# Problem description:
Reproduce every line of the records below word for word, leaving out the pictures.

# Input rows:
_ _ _ _

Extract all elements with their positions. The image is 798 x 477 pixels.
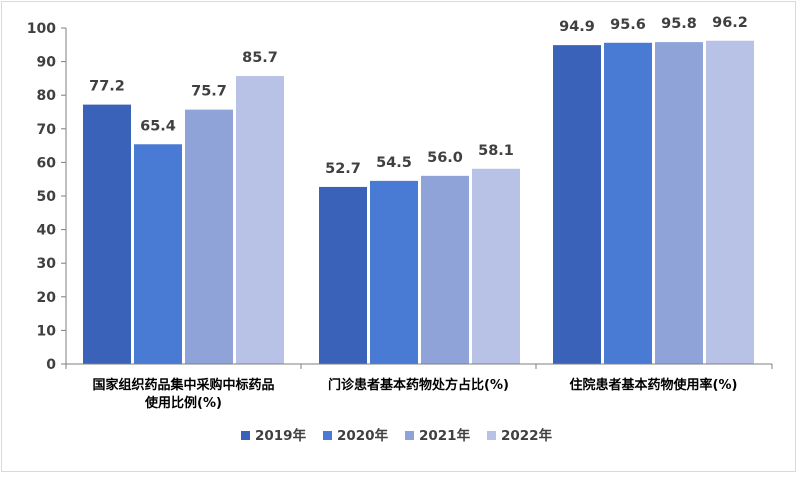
bar xyxy=(655,42,703,364)
bar xyxy=(185,109,233,364)
legend-label: 2022年 xyxy=(501,427,553,444)
data-label: 85.7 xyxy=(242,50,278,66)
bar xyxy=(472,168,520,364)
category-label: 使用比例(%) xyxy=(144,395,222,411)
bar xyxy=(83,104,131,364)
y-tick-label: 40 xyxy=(37,223,57,239)
legend: 2019年 2020年 2021年 2022年 xyxy=(241,427,553,444)
bar xyxy=(604,42,652,365)
y-tick-label: 60 xyxy=(37,155,57,171)
data-label: 95.8 xyxy=(661,16,697,32)
y-tick-label: 20 xyxy=(37,290,57,306)
y-tick-label: 0 xyxy=(46,357,56,373)
bar xyxy=(236,76,284,364)
data-labels: 77.2 65.4 75.7 85.7 52.7 54.5 56.0 58.1 94.9 95.6… xyxy=(89,15,748,177)
bar xyxy=(421,175,469,364)
legend-label: 2021年 xyxy=(419,427,471,444)
bar xyxy=(706,40,754,364)
data-label: 94.9 xyxy=(559,19,595,35)
category-label: 国家组织药品集中采购中标药品 xyxy=(92,377,274,393)
y-tick-label: 50 xyxy=(37,189,57,205)
category-label: 门诊患者基本药物处方占比(%) xyxy=(328,377,509,393)
bars xyxy=(83,40,754,365)
legend-label: 2019年 xyxy=(255,427,307,444)
bar xyxy=(319,186,367,364)
legend-swatch xyxy=(323,431,332,440)
y-tick-label: 70 xyxy=(37,122,57,138)
data-label: 58.1 xyxy=(478,143,514,159)
bar xyxy=(134,144,182,364)
y-tick-label: 100 xyxy=(27,21,56,37)
legend-label: 2020年 xyxy=(337,427,389,444)
data-label: 65.4 xyxy=(140,118,176,134)
bar xyxy=(553,45,601,365)
data-label: 56.0 xyxy=(427,150,463,166)
data-label: 75.7 xyxy=(191,84,227,100)
bar xyxy=(370,180,418,364)
data-label: 54.5 xyxy=(376,155,412,171)
data-label: 52.7 xyxy=(325,161,361,177)
y-tick-label: 80 xyxy=(37,88,57,104)
data-label: 96.2 xyxy=(712,15,748,31)
legend-swatch xyxy=(487,431,496,440)
legend-swatch xyxy=(405,431,414,440)
data-label: 77.2 xyxy=(89,79,125,95)
y-axis: 0 10 20 30 40 50 60 70 80 90 100 xyxy=(27,21,67,373)
data-label: 95.6 xyxy=(610,17,646,33)
category-label: 住院患者基本药物使用率(%) xyxy=(570,377,738,393)
legend-swatch xyxy=(241,431,250,440)
y-tick-label: 10 xyxy=(37,323,57,339)
y-tick-label: 30 xyxy=(37,256,57,272)
y-tick-label: 90 xyxy=(37,55,57,71)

_ _ _ _

# The completed task:
Extract all elements with their positions. The image is 798 x 477 pixels.
bar xyxy=(655,42,703,364)
bar xyxy=(185,109,233,364)
legend-label: 2022年 xyxy=(501,427,553,444)
data-label: 85.7 xyxy=(242,50,278,66)
bar xyxy=(472,168,520,364)
category-label: 使用比例(%) xyxy=(144,395,222,411)
bar xyxy=(83,104,131,364)
y-tick-label: 40 xyxy=(37,223,57,239)
legend: 2019年 2020年 2021年 2022年 xyxy=(241,427,553,444)
bar xyxy=(604,42,652,365)
y-tick-label: 60 xyxy=(37,155,57,171)
data-label: 95.8 xyxy=(661,16,697,32)
y-tick-label: 20 xyxy=(37,290,57,306)
y-tick-label: 0 xyxy=(46,357,56,373)
bar xyxy=(236,76,284,364)
data-labels: 77.2 65.4 75.7 85.7 52.7 54.5 56.0 58.1 94.9 95.6… xyxy=(89,15,748,177)
bar xyxy=(421,175,469,364)
legend-label: 2021年 xyxy=(419,427,471,444)
bar xyxy=(706,40,754,364)
data-label: 94.9 xyxy=(559,19,595,35)
category-label: 国家组织药品集中采购中标药品 xyxy=(92,377,274,393)
y-tick-label: 50 xyxy=(37,189,57,205)
category-label: 门诊患者基本药物处方占比(%) xyxy=(328,377,509,393)
bars xyxy=(83,40,754,365)
legend-label: 2019年 xyxy=(255,427,307,444)
bar xyxy=(319,186,367,364)
legend-swatch xyxy=(323,431,332,440)
y-tick-label: 70 xyxy=(37,122,57,138)
data-label: 58.1 xyxy=(478,143,514,159)
bar xyxy=(134,144,182,364)
y-tick-label: 100 xyxy=(27,21,56,37)
legend-label: 2020年 xyxy=(337,427,389,444)
data-label: 65.4 xyxy=(140,118,176,134)
bar xyxy=(553,45,601,365)
data-label: 56.0 xyxy=(427,150,463,166)
data-label: 75.7 xyxy=(191,84,227,100)
bar xyxy=(370,180,418,364)
data-label: 54.5 xyxy=(376,155,412,171)
data-label: 52.7 xyxy=(325,161,361,177)
y-tick-label: 80 xyxy=(37,88,57,104)
data-label: 96.2 xyxy=(712,15,748,31)
legend-swatch xyxy=(487,431,496,440)
legend-swatch xyxy=(405,431,414,440)
data-label: 77.2 xyxy=(89,79,125,95)
y-axis: 0 10 20 30 40 50 60 70 80 90 100 xyxy=(27,21,67,373)
data-label: 95.6 xyxy=(610,17,646,33)
category-label: 住院患者基本药物使用率(%) xyxy=(570,377,738,393)
legend-swatch xyxy=(241,431,250,440)
y-tick-label: 10 xyxy=(37,323,57,339)
y-tick-label: 30 xyxy=(37,256,57,272)
y-tick-label: 90 xyxy=(37,55,57,71)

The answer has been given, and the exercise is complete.